Collection entries
——

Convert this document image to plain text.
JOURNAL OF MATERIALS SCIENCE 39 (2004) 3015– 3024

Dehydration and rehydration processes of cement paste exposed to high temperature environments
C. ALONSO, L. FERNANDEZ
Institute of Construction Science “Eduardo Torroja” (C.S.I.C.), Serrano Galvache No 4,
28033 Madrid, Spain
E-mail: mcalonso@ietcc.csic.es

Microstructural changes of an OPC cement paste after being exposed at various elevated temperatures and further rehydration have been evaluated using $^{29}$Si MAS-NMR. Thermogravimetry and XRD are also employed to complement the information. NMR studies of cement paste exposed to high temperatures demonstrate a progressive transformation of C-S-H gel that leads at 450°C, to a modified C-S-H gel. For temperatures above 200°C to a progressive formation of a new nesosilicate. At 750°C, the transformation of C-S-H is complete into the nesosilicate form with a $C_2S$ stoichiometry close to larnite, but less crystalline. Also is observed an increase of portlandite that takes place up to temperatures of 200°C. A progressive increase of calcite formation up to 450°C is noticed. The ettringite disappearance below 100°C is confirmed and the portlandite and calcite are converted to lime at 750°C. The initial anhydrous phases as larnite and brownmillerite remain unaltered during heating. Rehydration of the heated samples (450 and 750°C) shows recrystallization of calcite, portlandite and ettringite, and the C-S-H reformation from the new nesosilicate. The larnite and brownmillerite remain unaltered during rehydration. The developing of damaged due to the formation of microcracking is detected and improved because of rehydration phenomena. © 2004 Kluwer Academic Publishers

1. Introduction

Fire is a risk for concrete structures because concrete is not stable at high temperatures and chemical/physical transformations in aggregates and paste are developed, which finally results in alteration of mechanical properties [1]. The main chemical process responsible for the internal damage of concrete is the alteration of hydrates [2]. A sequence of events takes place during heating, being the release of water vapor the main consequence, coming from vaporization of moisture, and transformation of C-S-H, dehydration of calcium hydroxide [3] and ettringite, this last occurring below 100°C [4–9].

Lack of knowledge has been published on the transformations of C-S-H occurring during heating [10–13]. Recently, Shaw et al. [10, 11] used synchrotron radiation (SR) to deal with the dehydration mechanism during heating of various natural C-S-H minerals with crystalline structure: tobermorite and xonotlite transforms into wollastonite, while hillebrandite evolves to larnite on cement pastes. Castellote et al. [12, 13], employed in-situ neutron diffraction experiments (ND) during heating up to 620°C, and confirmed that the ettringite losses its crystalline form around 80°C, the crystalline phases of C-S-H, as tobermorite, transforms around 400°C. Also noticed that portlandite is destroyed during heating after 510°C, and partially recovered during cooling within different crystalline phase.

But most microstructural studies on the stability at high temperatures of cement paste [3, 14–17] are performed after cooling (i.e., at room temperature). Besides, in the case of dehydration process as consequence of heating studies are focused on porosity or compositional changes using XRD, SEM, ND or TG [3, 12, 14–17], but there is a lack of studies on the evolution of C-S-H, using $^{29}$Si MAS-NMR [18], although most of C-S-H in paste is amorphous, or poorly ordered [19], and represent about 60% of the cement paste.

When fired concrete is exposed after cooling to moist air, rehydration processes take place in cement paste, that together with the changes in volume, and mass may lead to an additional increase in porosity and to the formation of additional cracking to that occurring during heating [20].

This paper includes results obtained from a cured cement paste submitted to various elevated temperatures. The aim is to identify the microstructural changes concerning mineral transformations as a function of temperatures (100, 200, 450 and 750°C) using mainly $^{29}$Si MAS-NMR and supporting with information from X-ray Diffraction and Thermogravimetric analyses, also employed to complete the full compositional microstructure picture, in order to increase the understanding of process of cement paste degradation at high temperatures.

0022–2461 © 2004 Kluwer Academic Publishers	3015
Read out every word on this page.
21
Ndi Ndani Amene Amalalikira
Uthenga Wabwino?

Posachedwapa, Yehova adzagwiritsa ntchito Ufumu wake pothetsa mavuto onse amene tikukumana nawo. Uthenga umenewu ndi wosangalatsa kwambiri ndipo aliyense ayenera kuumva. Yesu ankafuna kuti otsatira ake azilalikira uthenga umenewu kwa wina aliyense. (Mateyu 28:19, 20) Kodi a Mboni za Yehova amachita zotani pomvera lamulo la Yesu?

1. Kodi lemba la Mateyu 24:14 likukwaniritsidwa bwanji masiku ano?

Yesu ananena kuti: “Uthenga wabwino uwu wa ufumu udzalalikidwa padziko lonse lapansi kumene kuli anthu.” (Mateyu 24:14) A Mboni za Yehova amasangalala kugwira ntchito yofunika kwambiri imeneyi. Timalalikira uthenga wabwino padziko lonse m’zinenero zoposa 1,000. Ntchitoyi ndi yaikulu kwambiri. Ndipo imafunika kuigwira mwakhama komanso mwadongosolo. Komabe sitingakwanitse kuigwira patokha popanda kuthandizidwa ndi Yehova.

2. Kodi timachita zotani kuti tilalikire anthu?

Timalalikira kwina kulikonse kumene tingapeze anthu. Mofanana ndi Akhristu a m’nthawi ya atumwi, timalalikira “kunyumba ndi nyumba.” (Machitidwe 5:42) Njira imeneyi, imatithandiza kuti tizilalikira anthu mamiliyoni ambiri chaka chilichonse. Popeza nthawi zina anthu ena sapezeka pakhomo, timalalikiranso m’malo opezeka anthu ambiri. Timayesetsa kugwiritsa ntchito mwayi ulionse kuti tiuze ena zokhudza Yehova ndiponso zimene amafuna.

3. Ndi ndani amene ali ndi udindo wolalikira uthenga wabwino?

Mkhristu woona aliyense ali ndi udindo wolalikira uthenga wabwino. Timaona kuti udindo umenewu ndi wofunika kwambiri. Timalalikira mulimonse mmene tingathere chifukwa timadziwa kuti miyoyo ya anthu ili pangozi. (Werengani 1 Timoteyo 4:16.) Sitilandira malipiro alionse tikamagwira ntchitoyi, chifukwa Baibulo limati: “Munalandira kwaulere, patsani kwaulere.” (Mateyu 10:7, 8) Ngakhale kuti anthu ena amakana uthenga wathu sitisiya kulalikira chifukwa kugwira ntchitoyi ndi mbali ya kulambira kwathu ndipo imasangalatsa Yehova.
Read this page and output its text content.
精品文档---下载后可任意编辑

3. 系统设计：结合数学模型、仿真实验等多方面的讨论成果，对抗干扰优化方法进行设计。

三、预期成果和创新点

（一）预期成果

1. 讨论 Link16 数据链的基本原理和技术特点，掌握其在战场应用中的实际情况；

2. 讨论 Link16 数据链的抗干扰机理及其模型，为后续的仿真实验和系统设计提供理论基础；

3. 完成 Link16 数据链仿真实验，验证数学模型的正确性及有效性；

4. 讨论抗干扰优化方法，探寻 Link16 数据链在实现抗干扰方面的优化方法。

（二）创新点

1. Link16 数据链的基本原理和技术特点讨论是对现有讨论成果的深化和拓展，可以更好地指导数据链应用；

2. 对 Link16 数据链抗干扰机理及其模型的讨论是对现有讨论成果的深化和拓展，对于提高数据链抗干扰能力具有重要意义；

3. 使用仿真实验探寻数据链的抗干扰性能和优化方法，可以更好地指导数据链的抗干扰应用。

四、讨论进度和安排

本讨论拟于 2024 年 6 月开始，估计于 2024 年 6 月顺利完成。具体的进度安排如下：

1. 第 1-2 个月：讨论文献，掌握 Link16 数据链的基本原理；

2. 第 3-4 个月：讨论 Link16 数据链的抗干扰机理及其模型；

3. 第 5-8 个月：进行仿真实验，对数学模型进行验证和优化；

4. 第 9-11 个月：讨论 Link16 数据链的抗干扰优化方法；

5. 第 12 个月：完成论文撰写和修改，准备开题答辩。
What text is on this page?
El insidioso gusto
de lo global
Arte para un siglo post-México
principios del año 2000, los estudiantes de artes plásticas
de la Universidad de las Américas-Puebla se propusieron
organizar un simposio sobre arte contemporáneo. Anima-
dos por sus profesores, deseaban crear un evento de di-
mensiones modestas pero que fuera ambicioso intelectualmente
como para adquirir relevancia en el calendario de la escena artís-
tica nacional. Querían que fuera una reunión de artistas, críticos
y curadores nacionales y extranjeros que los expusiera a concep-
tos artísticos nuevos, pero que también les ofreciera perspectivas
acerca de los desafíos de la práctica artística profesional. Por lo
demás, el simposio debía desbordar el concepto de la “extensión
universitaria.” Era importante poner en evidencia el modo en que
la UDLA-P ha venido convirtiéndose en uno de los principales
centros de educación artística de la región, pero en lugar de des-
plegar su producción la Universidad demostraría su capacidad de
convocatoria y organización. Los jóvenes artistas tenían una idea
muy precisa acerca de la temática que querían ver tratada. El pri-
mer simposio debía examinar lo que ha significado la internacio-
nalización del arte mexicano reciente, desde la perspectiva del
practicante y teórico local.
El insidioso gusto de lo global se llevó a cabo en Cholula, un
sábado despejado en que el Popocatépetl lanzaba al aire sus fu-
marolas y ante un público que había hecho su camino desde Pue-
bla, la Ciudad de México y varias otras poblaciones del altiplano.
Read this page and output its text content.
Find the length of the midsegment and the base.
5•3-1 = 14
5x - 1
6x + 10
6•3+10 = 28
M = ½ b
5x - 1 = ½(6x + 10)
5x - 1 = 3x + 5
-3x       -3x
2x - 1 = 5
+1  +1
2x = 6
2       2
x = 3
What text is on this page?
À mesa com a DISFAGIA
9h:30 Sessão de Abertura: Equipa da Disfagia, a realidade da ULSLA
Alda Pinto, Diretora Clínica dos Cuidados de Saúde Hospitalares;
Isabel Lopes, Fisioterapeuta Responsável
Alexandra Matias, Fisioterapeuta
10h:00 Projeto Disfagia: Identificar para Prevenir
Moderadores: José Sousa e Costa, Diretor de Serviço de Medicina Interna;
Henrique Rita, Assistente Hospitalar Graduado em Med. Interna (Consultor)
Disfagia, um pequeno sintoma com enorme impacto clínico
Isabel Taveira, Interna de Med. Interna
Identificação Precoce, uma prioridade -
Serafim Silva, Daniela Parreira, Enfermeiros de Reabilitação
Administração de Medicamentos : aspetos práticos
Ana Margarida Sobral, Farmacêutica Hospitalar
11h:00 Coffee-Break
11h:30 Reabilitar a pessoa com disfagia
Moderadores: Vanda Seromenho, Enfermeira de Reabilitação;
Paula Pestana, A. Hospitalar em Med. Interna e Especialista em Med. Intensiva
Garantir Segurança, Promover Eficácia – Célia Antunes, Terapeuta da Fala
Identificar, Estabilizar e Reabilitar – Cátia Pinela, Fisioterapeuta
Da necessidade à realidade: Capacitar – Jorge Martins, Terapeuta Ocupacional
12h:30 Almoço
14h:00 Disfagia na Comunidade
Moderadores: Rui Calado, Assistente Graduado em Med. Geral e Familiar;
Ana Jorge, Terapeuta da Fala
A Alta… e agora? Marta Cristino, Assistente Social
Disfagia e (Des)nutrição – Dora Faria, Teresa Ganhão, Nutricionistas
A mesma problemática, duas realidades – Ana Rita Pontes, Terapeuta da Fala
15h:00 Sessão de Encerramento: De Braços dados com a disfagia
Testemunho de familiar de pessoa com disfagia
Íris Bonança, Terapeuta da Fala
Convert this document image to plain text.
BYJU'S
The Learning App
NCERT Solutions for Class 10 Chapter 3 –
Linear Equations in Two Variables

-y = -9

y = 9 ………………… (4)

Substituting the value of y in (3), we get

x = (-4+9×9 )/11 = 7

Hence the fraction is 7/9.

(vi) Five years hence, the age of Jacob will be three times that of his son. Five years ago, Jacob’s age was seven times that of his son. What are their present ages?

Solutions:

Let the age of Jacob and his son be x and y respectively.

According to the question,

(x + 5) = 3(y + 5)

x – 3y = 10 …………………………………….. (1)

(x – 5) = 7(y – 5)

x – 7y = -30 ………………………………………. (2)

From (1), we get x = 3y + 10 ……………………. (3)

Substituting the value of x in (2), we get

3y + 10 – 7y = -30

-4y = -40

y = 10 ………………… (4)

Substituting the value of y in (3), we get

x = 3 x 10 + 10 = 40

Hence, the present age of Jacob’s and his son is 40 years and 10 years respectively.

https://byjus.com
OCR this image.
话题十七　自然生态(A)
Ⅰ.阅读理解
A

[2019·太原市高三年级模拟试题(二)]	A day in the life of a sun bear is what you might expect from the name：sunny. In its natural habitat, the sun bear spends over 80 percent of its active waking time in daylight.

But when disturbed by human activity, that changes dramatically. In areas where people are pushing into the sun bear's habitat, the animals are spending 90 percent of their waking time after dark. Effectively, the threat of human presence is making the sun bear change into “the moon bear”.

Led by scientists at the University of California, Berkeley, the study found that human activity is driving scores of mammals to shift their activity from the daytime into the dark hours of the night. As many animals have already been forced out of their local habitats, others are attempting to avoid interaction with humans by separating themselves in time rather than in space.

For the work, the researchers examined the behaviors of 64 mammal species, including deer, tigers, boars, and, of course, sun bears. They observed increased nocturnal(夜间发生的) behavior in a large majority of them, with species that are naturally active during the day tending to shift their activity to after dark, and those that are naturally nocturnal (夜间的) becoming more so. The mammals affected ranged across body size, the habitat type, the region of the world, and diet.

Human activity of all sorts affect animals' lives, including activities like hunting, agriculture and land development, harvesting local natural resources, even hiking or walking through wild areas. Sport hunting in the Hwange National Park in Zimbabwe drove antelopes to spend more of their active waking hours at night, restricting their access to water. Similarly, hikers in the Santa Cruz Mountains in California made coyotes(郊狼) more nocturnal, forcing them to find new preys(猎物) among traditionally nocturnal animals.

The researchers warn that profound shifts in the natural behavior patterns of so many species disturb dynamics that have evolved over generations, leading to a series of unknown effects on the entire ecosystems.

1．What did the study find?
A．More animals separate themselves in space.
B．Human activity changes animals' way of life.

——

AIM
Check every line of the data, and copy the ones that contain "gusto".

SOLUTION TO THIS TASK
El insidioso gusto
El insidioso gusto de lo global se llevó a cabo en Cholula, un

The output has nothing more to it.